Short task: Find the number of lines in these records where the word "structure" appears. Reply with that number and nothing more.

++++ Dataset ++++

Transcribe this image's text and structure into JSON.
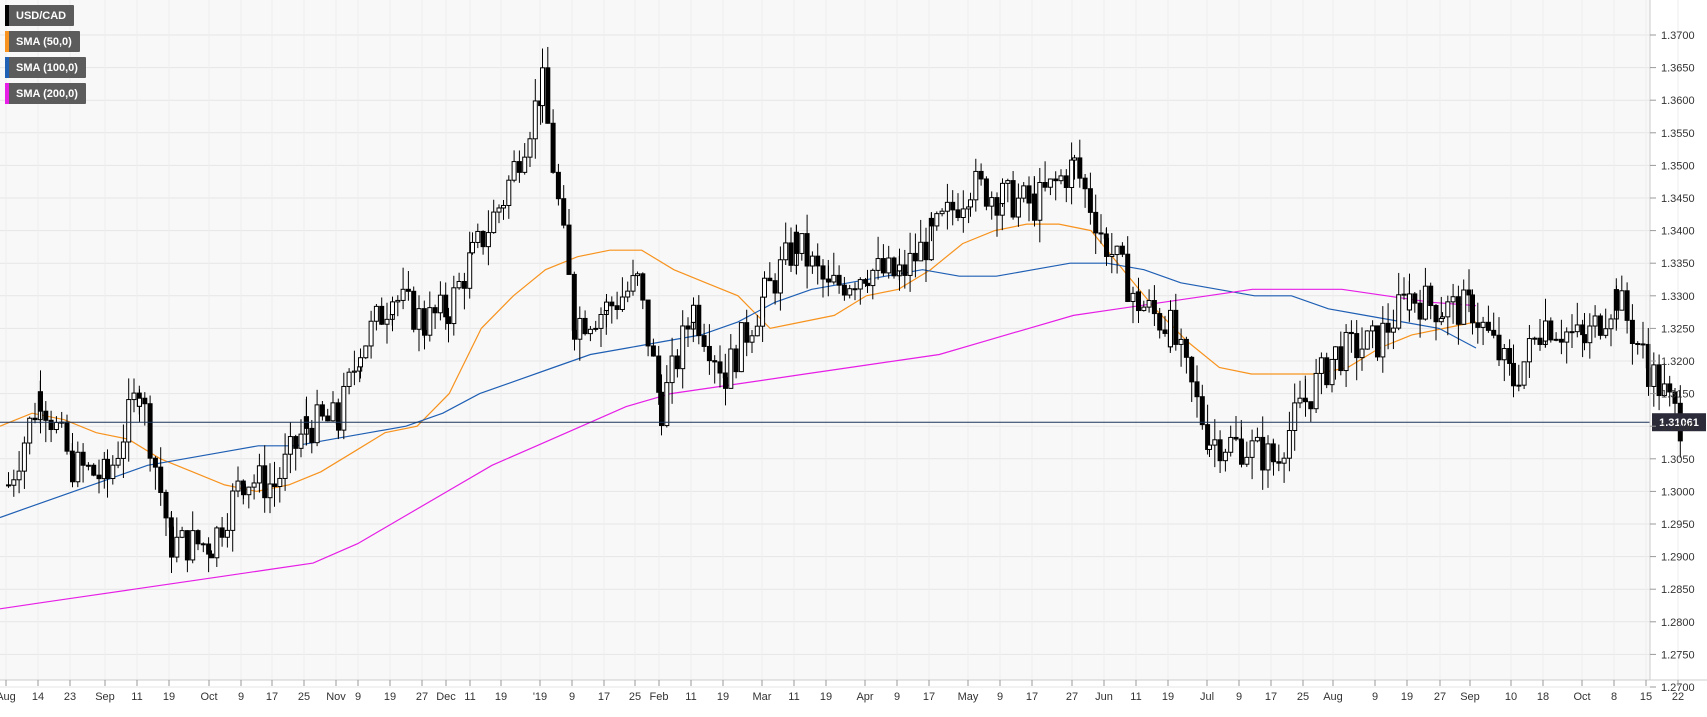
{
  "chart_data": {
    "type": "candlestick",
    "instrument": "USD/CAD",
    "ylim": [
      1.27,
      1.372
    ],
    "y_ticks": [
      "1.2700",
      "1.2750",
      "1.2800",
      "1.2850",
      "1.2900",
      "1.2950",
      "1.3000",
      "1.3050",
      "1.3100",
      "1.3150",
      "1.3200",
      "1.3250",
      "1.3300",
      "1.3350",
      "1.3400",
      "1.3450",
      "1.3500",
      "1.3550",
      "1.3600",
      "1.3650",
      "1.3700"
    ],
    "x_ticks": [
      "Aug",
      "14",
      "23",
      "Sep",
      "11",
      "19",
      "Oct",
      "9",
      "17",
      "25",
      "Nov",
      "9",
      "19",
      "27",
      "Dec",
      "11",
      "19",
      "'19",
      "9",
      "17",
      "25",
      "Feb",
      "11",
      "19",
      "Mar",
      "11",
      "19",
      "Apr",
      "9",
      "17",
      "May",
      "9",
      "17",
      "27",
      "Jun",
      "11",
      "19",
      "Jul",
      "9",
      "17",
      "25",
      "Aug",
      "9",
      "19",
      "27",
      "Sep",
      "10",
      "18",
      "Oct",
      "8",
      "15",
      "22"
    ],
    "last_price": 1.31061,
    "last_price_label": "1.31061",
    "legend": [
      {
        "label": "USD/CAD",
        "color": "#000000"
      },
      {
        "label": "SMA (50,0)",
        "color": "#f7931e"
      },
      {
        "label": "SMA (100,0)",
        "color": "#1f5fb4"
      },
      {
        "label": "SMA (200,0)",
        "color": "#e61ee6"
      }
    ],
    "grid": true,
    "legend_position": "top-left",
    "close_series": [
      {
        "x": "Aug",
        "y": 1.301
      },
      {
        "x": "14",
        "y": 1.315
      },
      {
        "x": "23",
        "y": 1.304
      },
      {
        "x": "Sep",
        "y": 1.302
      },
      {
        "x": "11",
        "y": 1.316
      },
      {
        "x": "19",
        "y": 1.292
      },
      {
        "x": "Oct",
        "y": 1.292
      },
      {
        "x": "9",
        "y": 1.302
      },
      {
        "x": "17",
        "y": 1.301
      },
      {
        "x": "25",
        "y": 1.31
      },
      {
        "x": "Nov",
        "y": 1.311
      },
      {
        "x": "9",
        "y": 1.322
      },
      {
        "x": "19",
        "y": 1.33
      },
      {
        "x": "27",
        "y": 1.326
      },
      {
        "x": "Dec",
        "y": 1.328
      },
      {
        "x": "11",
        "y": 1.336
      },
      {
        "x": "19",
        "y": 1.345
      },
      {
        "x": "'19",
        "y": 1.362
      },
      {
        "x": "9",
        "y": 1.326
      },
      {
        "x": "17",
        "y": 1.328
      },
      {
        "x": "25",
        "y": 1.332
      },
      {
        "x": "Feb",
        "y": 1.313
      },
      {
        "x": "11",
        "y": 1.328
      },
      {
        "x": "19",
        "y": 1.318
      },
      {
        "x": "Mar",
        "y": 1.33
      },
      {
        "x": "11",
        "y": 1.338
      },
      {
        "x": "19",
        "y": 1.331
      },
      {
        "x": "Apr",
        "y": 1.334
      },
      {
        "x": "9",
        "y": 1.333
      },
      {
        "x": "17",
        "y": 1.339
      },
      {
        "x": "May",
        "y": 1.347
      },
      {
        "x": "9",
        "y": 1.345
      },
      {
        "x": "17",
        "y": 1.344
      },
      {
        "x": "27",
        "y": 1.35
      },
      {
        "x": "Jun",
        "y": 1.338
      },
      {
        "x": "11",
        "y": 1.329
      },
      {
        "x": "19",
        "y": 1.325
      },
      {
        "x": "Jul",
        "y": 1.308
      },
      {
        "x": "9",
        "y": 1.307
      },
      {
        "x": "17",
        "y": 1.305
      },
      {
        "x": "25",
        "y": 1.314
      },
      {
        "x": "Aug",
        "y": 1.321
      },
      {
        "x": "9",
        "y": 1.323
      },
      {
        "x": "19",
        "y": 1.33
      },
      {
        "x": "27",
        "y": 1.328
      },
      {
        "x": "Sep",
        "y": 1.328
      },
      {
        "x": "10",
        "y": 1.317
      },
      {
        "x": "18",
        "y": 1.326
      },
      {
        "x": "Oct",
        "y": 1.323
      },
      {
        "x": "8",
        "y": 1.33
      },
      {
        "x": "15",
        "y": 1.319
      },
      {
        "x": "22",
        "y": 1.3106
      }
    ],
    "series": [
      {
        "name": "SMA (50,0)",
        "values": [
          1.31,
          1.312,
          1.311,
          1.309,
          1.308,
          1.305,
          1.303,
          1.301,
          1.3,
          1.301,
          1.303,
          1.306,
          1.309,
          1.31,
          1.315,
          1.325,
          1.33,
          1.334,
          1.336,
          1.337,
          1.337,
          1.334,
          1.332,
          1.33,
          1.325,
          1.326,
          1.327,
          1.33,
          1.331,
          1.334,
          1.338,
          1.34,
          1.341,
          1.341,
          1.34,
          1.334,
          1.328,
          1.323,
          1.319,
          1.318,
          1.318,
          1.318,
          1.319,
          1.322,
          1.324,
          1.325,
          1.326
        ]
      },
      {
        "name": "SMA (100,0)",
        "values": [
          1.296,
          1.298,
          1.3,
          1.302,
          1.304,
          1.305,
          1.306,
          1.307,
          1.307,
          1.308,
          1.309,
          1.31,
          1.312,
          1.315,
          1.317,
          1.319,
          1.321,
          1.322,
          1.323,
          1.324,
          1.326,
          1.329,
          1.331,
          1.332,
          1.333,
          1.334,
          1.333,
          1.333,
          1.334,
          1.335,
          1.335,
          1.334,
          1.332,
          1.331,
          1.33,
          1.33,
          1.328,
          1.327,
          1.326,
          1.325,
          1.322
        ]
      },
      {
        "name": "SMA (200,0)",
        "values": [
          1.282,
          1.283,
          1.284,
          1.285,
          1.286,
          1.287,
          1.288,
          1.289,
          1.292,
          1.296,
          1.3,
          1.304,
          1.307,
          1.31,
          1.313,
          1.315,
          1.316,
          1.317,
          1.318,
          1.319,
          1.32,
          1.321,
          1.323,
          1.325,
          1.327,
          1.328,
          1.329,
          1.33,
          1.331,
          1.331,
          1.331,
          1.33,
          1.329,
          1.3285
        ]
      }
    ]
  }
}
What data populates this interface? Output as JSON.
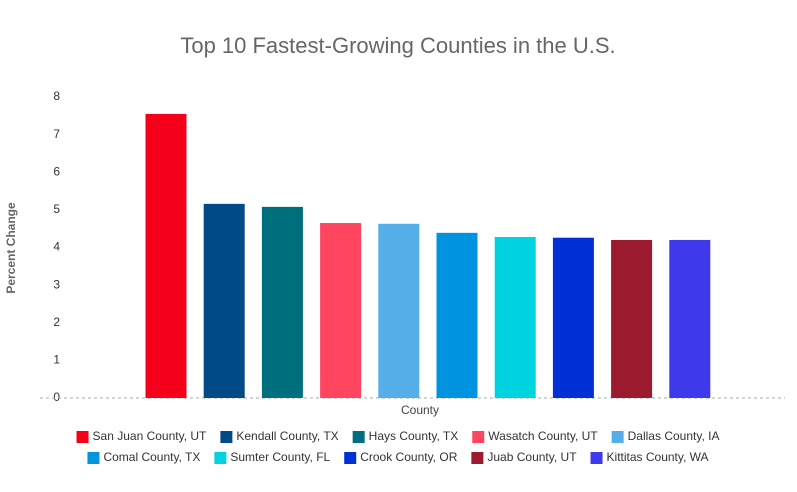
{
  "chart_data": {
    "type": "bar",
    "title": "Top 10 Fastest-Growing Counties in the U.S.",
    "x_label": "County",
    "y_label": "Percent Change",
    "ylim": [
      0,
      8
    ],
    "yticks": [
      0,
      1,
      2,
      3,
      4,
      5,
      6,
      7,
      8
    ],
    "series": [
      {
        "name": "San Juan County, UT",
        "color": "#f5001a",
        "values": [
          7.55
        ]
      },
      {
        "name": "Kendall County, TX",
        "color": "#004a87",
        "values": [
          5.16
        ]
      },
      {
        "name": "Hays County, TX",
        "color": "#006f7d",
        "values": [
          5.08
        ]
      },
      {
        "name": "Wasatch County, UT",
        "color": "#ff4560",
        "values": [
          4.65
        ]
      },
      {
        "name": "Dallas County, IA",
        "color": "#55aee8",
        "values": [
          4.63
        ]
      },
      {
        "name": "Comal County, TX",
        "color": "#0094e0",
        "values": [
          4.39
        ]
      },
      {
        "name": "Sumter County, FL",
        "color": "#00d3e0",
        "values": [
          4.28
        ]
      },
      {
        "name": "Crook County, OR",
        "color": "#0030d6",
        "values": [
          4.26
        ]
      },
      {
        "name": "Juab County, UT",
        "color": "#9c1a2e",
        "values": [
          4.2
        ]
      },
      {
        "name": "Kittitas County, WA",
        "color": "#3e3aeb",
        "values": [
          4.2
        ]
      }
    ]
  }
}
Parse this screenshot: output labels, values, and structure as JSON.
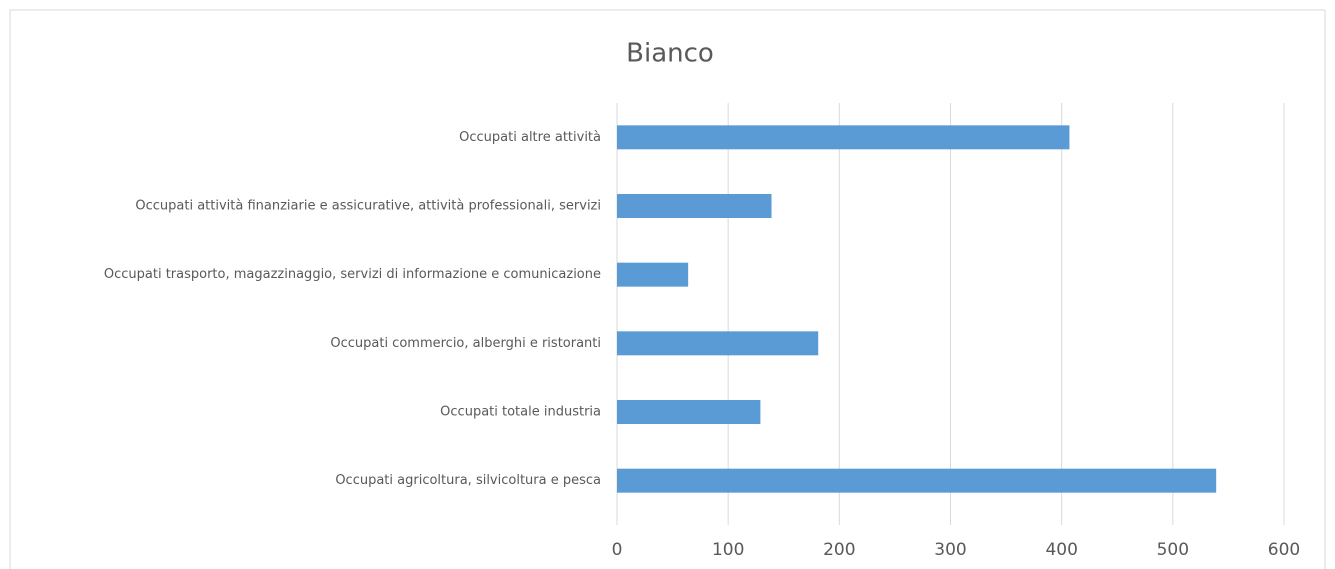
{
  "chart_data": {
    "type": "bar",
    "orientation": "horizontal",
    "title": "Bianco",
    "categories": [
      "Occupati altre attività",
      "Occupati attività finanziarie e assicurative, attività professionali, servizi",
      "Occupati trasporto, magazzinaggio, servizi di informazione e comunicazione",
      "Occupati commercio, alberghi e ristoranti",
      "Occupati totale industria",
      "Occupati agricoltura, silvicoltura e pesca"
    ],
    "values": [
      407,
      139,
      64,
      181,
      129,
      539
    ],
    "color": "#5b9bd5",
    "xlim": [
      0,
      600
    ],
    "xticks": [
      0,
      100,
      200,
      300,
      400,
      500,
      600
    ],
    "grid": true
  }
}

++++

Correct response: 2